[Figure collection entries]
################

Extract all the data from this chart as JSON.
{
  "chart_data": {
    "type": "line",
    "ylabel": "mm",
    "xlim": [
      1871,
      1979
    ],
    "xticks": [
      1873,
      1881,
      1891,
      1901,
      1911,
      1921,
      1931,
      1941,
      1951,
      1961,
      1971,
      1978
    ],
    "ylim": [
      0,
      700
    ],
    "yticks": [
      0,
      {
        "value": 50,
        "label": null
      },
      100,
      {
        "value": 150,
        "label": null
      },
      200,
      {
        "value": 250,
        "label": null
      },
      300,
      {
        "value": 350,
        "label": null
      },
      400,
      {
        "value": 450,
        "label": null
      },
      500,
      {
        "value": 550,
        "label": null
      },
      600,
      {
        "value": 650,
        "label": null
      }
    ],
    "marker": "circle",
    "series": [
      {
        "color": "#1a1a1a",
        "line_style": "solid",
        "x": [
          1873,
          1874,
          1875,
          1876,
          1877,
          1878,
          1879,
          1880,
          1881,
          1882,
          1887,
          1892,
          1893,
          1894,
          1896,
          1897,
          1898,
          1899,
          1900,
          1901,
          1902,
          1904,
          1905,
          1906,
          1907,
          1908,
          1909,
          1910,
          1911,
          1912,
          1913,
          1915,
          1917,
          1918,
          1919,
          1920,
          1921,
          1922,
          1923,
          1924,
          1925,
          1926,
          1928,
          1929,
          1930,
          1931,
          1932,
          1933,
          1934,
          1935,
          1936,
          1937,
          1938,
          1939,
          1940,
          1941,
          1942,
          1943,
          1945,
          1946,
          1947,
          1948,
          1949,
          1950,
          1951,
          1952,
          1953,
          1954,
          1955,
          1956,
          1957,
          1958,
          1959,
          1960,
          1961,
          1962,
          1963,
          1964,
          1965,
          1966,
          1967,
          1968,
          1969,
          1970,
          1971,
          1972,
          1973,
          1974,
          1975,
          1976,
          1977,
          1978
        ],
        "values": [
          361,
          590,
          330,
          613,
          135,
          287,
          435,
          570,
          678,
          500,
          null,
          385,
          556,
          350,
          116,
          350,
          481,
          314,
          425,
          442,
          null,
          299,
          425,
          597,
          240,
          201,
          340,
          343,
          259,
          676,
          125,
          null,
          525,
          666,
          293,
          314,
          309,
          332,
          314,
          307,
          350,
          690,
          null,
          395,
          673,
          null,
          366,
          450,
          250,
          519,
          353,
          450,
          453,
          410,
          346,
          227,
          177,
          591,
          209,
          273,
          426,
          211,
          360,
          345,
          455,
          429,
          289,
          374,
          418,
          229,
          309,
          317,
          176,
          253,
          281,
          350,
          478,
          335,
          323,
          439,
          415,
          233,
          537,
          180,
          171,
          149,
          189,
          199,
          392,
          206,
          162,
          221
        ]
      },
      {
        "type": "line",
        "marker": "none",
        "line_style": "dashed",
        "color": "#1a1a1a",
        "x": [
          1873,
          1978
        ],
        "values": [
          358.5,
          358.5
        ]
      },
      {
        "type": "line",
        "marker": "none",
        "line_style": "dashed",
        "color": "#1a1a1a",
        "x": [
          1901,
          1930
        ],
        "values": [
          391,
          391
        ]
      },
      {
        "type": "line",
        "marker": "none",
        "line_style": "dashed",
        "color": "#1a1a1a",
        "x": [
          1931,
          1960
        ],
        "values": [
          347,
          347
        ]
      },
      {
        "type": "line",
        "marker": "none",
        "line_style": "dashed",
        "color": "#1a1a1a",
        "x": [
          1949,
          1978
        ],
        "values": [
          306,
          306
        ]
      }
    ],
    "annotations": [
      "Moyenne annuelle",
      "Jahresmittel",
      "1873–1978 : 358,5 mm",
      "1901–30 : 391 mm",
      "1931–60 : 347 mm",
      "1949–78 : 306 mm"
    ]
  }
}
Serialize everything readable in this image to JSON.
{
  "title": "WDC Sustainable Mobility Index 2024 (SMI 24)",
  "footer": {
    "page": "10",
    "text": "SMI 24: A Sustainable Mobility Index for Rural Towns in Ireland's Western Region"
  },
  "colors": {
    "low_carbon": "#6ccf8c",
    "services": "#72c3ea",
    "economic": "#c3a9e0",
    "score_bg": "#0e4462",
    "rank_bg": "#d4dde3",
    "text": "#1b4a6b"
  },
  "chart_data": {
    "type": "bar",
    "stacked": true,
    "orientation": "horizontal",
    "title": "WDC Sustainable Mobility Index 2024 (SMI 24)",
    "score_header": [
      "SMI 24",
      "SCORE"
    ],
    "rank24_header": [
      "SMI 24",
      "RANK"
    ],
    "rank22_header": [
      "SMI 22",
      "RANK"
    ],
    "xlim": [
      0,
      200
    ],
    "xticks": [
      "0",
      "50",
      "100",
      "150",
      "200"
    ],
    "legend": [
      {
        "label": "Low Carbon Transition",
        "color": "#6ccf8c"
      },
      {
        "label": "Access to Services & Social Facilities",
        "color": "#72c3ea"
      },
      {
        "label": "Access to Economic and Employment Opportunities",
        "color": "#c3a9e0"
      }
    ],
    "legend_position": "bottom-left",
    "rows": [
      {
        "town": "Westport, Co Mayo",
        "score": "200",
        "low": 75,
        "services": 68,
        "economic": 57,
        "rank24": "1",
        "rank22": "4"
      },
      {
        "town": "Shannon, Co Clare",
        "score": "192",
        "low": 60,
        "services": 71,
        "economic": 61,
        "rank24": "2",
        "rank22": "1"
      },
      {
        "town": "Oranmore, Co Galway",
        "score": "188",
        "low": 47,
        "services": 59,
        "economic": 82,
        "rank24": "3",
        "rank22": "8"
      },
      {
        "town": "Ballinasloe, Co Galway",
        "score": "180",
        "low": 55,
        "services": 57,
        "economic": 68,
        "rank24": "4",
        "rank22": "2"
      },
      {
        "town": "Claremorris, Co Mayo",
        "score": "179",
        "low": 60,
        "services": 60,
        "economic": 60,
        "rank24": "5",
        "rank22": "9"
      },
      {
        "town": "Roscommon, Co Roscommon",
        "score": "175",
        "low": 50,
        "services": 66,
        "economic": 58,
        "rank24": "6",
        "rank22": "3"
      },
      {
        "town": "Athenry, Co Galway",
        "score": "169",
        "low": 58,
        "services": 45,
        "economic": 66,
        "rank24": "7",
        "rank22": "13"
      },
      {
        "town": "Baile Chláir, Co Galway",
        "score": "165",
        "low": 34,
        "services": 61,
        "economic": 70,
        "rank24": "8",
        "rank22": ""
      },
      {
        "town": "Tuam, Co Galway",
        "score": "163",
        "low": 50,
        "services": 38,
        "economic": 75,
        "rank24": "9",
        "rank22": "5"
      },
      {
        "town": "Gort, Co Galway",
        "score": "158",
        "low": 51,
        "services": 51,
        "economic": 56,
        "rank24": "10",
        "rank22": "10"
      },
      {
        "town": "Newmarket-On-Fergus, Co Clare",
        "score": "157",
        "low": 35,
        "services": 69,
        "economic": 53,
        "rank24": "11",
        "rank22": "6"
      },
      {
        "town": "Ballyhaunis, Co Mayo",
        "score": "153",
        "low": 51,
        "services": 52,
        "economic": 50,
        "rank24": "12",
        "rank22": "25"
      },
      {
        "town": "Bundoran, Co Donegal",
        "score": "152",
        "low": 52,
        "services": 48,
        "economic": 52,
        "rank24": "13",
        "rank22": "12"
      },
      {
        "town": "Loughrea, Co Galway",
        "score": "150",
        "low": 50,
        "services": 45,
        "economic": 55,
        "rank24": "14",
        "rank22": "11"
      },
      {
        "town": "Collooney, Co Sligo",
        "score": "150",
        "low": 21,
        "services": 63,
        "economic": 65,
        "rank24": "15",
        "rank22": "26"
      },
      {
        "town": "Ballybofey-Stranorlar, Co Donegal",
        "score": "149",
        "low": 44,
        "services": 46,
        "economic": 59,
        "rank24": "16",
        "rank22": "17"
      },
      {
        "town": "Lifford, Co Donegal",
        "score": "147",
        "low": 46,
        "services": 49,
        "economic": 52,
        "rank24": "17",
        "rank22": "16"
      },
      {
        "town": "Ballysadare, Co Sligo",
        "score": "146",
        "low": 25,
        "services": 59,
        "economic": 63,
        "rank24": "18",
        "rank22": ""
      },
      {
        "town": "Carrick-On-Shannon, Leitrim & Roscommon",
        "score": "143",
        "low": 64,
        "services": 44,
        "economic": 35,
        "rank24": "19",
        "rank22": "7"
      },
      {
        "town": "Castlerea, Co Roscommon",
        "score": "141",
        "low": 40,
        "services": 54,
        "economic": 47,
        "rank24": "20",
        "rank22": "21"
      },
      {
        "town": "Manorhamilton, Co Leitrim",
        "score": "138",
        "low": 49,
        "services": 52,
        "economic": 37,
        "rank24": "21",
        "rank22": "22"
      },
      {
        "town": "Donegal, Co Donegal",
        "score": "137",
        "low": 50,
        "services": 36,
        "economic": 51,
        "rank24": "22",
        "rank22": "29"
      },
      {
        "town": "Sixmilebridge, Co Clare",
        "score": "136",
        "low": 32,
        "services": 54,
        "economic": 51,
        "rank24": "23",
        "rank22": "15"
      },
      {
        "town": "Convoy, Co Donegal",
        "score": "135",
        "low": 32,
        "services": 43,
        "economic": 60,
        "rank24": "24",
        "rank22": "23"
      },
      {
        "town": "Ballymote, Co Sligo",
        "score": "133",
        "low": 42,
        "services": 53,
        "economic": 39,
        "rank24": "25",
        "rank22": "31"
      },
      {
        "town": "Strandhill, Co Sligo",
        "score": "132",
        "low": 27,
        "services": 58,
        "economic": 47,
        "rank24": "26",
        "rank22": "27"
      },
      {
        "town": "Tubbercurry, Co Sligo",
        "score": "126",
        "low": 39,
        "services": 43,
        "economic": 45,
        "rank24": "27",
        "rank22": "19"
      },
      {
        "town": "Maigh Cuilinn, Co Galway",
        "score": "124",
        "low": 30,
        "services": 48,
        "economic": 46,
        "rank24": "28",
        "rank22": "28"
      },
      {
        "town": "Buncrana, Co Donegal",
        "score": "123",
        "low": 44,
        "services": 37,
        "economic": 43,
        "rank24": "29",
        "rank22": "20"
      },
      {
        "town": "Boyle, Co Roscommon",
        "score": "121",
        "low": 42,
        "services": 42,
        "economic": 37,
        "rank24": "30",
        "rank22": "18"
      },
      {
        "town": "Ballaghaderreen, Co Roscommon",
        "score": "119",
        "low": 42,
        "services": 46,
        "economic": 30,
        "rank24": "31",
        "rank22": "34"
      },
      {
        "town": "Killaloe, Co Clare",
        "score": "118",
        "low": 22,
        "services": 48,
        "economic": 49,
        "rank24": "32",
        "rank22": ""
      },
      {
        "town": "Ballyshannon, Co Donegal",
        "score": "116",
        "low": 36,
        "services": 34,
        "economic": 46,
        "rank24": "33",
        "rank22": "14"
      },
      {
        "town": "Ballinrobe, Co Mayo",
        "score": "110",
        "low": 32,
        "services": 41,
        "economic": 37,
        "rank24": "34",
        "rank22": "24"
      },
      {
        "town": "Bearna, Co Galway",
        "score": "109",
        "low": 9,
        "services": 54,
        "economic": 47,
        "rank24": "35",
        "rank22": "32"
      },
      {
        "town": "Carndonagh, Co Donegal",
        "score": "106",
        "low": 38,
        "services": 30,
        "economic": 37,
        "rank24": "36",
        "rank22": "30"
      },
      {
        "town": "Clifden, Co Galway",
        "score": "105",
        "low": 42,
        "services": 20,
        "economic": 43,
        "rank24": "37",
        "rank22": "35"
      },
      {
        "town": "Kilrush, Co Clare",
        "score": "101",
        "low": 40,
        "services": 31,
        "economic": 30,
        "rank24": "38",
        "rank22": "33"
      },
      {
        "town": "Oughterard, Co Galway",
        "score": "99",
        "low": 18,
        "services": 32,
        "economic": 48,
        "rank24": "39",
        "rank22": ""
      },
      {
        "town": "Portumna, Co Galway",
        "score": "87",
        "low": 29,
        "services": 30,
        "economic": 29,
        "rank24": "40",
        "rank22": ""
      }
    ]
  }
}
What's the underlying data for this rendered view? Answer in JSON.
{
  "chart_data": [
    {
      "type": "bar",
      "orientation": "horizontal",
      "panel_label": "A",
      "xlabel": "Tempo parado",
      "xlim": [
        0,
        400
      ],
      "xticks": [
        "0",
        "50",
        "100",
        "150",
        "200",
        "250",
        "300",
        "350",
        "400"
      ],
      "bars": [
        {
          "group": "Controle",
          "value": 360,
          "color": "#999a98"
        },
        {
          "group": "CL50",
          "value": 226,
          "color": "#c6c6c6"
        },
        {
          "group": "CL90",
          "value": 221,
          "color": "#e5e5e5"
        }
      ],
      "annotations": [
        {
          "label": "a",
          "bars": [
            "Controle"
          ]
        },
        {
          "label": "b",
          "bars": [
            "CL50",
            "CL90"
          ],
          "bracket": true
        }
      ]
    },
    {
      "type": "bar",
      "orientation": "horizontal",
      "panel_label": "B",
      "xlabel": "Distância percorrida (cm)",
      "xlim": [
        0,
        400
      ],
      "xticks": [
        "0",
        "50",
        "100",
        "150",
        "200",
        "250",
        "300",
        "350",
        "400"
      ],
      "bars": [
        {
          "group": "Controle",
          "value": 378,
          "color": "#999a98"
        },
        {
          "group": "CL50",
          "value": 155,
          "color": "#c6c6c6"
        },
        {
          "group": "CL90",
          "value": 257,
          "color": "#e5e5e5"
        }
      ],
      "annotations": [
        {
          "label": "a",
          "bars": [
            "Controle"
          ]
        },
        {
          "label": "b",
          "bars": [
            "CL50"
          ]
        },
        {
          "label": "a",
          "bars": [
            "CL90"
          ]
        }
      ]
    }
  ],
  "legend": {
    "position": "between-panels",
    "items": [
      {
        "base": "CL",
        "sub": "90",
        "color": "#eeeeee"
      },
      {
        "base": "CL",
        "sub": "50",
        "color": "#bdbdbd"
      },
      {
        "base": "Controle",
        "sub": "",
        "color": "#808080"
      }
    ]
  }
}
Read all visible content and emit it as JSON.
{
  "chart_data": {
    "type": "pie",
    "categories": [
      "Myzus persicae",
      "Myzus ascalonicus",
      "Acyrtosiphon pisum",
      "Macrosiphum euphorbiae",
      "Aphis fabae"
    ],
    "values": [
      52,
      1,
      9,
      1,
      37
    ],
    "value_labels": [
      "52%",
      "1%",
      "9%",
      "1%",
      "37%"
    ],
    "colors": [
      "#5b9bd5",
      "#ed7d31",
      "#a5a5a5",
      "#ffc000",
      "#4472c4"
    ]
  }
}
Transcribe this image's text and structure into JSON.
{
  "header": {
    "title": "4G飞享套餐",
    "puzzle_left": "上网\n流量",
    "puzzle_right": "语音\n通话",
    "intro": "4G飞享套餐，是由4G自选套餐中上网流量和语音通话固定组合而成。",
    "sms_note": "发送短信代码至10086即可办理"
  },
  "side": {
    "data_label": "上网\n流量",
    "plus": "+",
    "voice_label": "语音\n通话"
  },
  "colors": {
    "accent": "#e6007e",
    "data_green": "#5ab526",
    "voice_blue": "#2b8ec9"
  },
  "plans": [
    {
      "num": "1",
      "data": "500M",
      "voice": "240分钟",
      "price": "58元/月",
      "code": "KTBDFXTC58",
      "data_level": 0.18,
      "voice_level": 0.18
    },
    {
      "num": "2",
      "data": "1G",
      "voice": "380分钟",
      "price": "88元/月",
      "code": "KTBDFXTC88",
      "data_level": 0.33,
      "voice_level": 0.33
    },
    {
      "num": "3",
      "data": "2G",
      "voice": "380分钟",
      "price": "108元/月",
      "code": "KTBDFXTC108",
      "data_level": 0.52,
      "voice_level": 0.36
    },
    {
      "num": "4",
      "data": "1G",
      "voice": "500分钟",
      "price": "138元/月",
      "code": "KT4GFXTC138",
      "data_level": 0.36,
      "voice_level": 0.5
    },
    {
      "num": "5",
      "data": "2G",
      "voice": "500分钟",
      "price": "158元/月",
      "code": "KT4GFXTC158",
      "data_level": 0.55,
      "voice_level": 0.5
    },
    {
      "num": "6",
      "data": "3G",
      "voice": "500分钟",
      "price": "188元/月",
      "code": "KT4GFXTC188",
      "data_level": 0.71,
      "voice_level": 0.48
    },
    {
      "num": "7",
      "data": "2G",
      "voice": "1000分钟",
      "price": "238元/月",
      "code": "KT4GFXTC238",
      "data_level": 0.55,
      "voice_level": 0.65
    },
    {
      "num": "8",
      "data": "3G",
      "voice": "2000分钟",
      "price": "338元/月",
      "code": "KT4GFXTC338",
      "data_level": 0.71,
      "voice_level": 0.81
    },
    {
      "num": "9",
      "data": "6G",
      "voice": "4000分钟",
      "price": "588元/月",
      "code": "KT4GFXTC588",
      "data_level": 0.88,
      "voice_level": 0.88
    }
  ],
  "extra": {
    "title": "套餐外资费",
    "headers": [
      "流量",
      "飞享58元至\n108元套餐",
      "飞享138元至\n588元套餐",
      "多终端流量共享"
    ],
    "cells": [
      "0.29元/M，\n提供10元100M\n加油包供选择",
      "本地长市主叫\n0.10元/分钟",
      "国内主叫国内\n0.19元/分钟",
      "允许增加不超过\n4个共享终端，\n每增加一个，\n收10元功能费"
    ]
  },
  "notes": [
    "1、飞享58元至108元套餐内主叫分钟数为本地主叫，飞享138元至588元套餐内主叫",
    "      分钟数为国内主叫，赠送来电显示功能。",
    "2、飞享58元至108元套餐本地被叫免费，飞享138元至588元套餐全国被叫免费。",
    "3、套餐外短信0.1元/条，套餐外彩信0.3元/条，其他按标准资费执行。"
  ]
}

################

■ AIM OF THE EXERCISE: Pull out the lines above in which the word "this" appears.

■ ANSWER FOR THE TASK:
Extract all the data from this chart as JSON.
Serialize everything readable in this image to JSON.
What's the underlying data for this rendered view? Answer in JSON.
Transcribe this image's text and structure into JSON.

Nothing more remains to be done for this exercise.